— START DATA ROWS —

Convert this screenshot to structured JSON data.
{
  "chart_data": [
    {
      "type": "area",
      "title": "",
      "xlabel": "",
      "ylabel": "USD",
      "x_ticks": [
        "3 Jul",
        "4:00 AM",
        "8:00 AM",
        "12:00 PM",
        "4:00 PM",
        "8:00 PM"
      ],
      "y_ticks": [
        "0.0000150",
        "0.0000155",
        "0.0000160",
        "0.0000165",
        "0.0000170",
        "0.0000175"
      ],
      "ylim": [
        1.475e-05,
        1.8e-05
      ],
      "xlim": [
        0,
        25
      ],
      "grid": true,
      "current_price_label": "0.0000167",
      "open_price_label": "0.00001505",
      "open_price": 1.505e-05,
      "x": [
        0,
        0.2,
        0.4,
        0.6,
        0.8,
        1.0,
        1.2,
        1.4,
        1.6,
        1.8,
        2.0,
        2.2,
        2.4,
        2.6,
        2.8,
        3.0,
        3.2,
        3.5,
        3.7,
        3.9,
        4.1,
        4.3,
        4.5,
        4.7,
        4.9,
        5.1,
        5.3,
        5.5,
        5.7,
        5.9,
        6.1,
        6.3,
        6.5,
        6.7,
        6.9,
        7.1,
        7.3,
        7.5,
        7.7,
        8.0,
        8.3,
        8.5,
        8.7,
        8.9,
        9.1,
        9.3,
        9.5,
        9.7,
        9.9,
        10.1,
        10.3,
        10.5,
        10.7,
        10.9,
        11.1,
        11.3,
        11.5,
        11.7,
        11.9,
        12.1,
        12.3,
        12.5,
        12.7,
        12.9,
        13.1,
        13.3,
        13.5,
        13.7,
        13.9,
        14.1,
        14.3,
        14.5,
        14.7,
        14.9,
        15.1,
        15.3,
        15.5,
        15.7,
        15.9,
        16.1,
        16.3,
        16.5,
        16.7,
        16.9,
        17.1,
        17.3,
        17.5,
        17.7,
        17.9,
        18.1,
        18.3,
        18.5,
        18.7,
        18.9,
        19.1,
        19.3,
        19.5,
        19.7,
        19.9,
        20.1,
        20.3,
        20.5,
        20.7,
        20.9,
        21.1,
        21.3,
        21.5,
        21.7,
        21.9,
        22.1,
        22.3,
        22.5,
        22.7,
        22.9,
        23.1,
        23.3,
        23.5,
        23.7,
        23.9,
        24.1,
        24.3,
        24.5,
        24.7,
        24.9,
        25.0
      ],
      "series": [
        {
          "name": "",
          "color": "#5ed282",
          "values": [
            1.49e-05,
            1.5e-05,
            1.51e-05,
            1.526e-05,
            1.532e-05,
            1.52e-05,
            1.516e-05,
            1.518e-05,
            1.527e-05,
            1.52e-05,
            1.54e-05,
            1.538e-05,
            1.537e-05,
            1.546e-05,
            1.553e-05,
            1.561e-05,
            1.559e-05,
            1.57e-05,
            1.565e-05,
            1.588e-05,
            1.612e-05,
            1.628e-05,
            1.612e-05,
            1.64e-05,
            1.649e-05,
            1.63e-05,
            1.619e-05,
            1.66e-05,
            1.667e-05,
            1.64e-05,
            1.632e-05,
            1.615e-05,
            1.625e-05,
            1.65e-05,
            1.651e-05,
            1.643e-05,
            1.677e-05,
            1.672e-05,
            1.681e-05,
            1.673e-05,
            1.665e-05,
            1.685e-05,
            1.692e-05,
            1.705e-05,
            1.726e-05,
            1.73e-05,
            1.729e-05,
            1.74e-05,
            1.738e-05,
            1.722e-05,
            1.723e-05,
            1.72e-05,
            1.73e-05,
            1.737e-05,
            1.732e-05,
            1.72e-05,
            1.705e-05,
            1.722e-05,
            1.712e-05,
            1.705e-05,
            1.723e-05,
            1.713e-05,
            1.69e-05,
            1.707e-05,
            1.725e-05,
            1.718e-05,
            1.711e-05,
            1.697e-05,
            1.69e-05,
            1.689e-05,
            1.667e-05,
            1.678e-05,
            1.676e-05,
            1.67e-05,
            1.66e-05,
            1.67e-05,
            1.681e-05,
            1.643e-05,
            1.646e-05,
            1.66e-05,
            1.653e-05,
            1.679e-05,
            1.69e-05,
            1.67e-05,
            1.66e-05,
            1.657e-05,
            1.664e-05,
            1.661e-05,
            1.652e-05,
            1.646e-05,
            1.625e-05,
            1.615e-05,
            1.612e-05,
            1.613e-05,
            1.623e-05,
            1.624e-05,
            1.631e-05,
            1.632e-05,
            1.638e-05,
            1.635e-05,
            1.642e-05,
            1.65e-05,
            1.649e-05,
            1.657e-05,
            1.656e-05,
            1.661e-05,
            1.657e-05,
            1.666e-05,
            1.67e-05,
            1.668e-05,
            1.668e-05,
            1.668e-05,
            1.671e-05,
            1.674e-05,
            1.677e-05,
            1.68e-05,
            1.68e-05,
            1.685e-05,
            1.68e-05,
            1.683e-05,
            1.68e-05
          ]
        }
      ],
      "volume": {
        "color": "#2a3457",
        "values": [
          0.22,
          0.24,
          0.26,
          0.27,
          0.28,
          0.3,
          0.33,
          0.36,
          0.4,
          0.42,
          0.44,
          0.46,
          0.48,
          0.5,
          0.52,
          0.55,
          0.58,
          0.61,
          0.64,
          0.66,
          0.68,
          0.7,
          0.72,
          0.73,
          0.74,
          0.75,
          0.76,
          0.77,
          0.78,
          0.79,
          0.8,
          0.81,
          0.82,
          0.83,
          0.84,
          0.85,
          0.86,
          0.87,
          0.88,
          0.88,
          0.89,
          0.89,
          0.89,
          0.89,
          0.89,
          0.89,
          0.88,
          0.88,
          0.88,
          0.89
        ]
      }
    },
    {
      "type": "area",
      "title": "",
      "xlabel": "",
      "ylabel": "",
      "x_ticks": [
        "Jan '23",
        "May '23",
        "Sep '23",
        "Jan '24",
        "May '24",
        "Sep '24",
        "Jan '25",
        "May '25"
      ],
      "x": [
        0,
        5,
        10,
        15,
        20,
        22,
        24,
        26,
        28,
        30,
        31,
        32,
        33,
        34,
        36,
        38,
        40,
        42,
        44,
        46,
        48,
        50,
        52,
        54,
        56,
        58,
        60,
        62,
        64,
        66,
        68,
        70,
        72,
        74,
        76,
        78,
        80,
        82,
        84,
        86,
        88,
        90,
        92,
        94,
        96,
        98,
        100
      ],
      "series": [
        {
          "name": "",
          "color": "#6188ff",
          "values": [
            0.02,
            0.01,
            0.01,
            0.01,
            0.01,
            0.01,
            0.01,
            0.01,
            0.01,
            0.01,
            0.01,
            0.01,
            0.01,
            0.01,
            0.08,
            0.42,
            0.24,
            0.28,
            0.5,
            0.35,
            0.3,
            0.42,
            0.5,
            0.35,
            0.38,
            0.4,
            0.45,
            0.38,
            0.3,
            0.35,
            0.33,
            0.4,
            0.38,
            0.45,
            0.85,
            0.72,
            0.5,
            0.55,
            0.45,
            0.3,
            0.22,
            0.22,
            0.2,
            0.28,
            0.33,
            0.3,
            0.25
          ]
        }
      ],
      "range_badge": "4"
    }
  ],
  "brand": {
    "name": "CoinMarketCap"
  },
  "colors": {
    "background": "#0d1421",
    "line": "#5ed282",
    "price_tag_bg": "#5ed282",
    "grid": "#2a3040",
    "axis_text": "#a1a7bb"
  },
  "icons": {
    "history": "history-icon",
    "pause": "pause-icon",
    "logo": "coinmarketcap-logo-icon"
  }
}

— END DATA ROWS —

▶ TO DO: Using the entries above, please restate each one word for word.

▶ SOLUTION BELOW:
Convert this screenshot to structured JSON data.
{
  "chart_data": [
    {
      "type": "area",
      "title": "",
      "xlabel": "",
      "ylabel": "USD",
      "x_ticks": [
        "3 Jul",
        "4:00 AM",
        "8:00 AM",
        "12:00 PM",
        "4:00 PM",
        "8:00 PM"
      ],
      "y_ticks": [
        "0.0000150",
        "0.0000155",
        "0.0000160",
        "0.0000165",
        "0.0000170",
        "0.0000175"
      ],
      "ylim": [
        1.475e-05,
        1.8e-05
      ],
      "xlim": [
        0,
        25
      ],
      "grid": true,
      "current_price_label": "0.0000167",
      "open_price_label": "0.00001505",
      "open_price": 1.505e-05,
      "x": [
        0,
        0.2,
        0.4,
        0.6,
        0.8,
        1.0,
        1.2,
        1.4,
        1.6,
        1.8,
        2.0,
        2.2,
        2.4,
        2.6,
        2.8,
        3.0,
        3.2,
        3.5,
        3.7,
        3.9,
        4.1,
        4.3,
        4.5,
        4.7,
        4.9,
        5.1,
        5.3,
        5.5,
        5.7,
        5.9,
        6.1,
        6.3,
        6.5,
        6.7,
        6.9,
        7.1,
        7.3,
        7.5,
        7.7,
        8.0,
        8.3,
        8.5,
        8.7,
        8.9,
        9.1,
        9.3,
        9.5,
        9.7,
        9.9,
        10.1,
        10.3,
        10.5,
        10.7,
        10.9,
        11.1,
        11.3,
        11.5,
        11.7,
        11.9,
        12.1,
        12.3,
        12.5,
        12.7,
        12.9,
        13.1,
        13.3,
        13.5,
        13.7,
        13.9,
        14.1,
        14.3,
        14.5,
        14.7,
        14.9,
        15.1,
        15.3,
        15.5,
        15.7,
        15.9,
        16.1,
        16.3,
        16.5,
        16.7,
        16.9,
        17.1,
        17.3,
        17.5,
        17.7,
        17.9,
        18.1,
        18.3,
        18.5,
        18.7,
        18.9,
        19.1,
        19.3,
        19.5,
        19.7,
        19.9,
        20.1,
        20.3,
        20.5,
        20.7,
        20.9,
        21.1,
        21.3,
        21.5,
        21.7,
        21.9,
        22.1,
        22.3,
        22.5,
        22.7,
        22.9,
        23.1,
        23.3,
        23.5,
        23.7,
        23.9,
        24.1,
        24.3,
        24.5,
        24.7,
        24.9,
        25.0
      ],
      "series": [
        {
          "name": "",
          "color": "#5ed282",
          "values": [
            1.49e-05,
            1.5e-05,
            1.51e-05,
            1.526e-05,
            1.532e-05,
            1.52e-05,
            1.516e-05,
            1.518e-05,
            1.527e-05,
            1.52e-05,
            1.54e-05,
            1.538e-05,
            1.537e-05,
            1.546e-05,
            1.553e-05,
            1.561e-05,
            1.559e-05,
            1.57e-05,
            1.565e-05,
            1.588e-05,
            1.612e-05,
            1.628e-05,
            1.612e-05,
            1.64e-05,
            1.649e-05,
            1.63e-05,
            1.619e-05,
            1.66e-05,
            1.667e-05,
            1.64e-05,
            1.632e-05,
            1.615e-05,
            1.625e-05,
            1.65e-05,
            1.651e-05,
            1.643e-05,
            1.677e-05,
            1.672e-05,
            1.681e-05,
            1.673e-05,
            1.665e-05,
            1.685e-05,
            1.692e-05,
            1.705e-05,
            1.726e-05,
            1.73e-05,
            1.729e-05,
            1.74e-05,
            1.738e-05,
            1.722e-05,
            1.723e-05,
            1.72e-05,
            1.73e-05,
            1.737e-05,
            1.732e-05,
            1.72e-05,
            1.705e-05,
            1.722e-05,
            1.712e-05,
            1.705e-05,
            1.723e-05,
            1.713e-05,
            1.69e-05,
            1.707e-05,
            1.725e-05,
            1.718e-05,
            1.711e-05,
            1.697e-05,
            1.69e-05,
            1.689e-05,
            1.667e-05,
            1.678e-05,
            1.676e-05,
            1.67e-05,
            1.66e-05,
            1.67e-05,
            1.681e-05,
            1.643e-05,
            1.646e-05,
            1.66e-05,
            1.653e-05,
            1.679e-05,
            1.69e-05,
            1.67e-05,
            1.66e-05,
            1.657e-05,
            1.664e-05,
            1.661e-05,
            1.652e-05,
            1.646e-05,
            1.625e-05,
            1.615e-05,
            1.612e-05,
            1.613e-05,
            1.623e-05,
            1.624e-05,
            1.631e-05,
            1.632e-05,
            1.638e-05,
            1.635e-05,
            1.642e-05,
            1.65e-05,
            1.649e-05,
            1.657e-05,
            1.656e-05,
            1.661e-05,
            1.657e-05,
            1.666e-05,
            1.67e-05,
            1.668e-05,
            1.668e-05,
            1.668e-05,
            1.671e-05,
            1.674e-05,
            1.677e-05,
            1.68e-05,
            1.68e-05,
            1.685e-05,
            1.68e-05,
            1.683e-05,
            1.68e-05
          ]
        }
      ],
      "volume": {
        "color": "#2a3457",
        "values": [
          0.22,
          0.24,
          0.26,
          0.27,
          0.28,
          0.3,
          0.33,
          0.36,
          0.4,
          0.42,
          0.44,
          0.46,
          0.48,
          0.5,
          0.52,
          0.55,
          0.58,
          0.61,
          0.64,
          0.66,
          0.68,
          0.7,
          0.72,
          0.73,
          0.74,
          0.75,
          0.76,
          0.77,
          0.78,
          0.79,
          0.8,
          0.81,
          0.82,
          0.83,
          0.84,
          0.85,
          0.86,
          0.87,
          0.88,
          0.88,
          0.89,
          0.89,
          0.89,
          0.89,
          0.89,
          0.89,
          0.88,
          0.88,
          0.88,
          0.89
        ]
      }
    },
    {
      "type": "area",
      "title": "",
      "xlabel": "",
      "ylabel": "",
      "x_ticks": [
        "Jan '23",
        "May '23",
        "Sep '23",
        "Jan '24",
        "May '24",
        "Sep '24",
        "Jan '25",
        "May '25"
      ],
      "x": [
        0,
        5,
        10,
        15,
        20,
        22,
        24,
        26,
        28,
        30,
        31,
        32,
        33,
        34,
        36,
        38,
        40,
        42,
        44,
        46,
        48,
        50,
        52,
        54,
        56,
        58,
        60,
        62,
        64,
        66,
        68,
        70,
        72,
        74,
        76,
        78,
        80,
        82,
        84,
        86,
        88,
        90,
        92,
        94,
        96,
        98,
        100
      ],
      "series": [
        {
          "name": "",
          "color": "#6188ff",
          "values": [
            0.02,
            0.01,
            0.01,
            0.01,
            0.01,
            0.01,
            0.01,
            0.01,
            0.01,
            0.01,
            0.01,
            0.01,
            0.01,
            0.01,
            0.08,
            0.42,
            0.24,
            0.28,
            0.5,
            0.35,
            0.3,
            0.42,
            0.5,
            0.35,
            0.38,
            0.4,
            0.45,
            0.38,
            0.3,
            0.35,
            0.33,
            0.4,
            0.38,
            0.45,
            0.85,
            0.72,
            0.5,
            0.55,
            0.45,
            0.3,
            0.22,
            0.22,
            0.2,
            0.28,
            0.33,
            0.3,
            0.25
          ]
        }
      ],
      "range_badge": "4"
    }
  ],
  "brand": {
    "name": "CoinMarketCap"
  },
  "colors": {
    "background": "#0d1421",
    "line": "#5ed282",
    "price_tag_bg": "#5ed282",
    "grid": "#2a3040",
    "axis_text": "#a1a7bb"
  },
  "icons": {
    "history": "history-icon",
    "pause": "pause-icon",
    "logo": "coinmarketcap-logo-icon"
  }
}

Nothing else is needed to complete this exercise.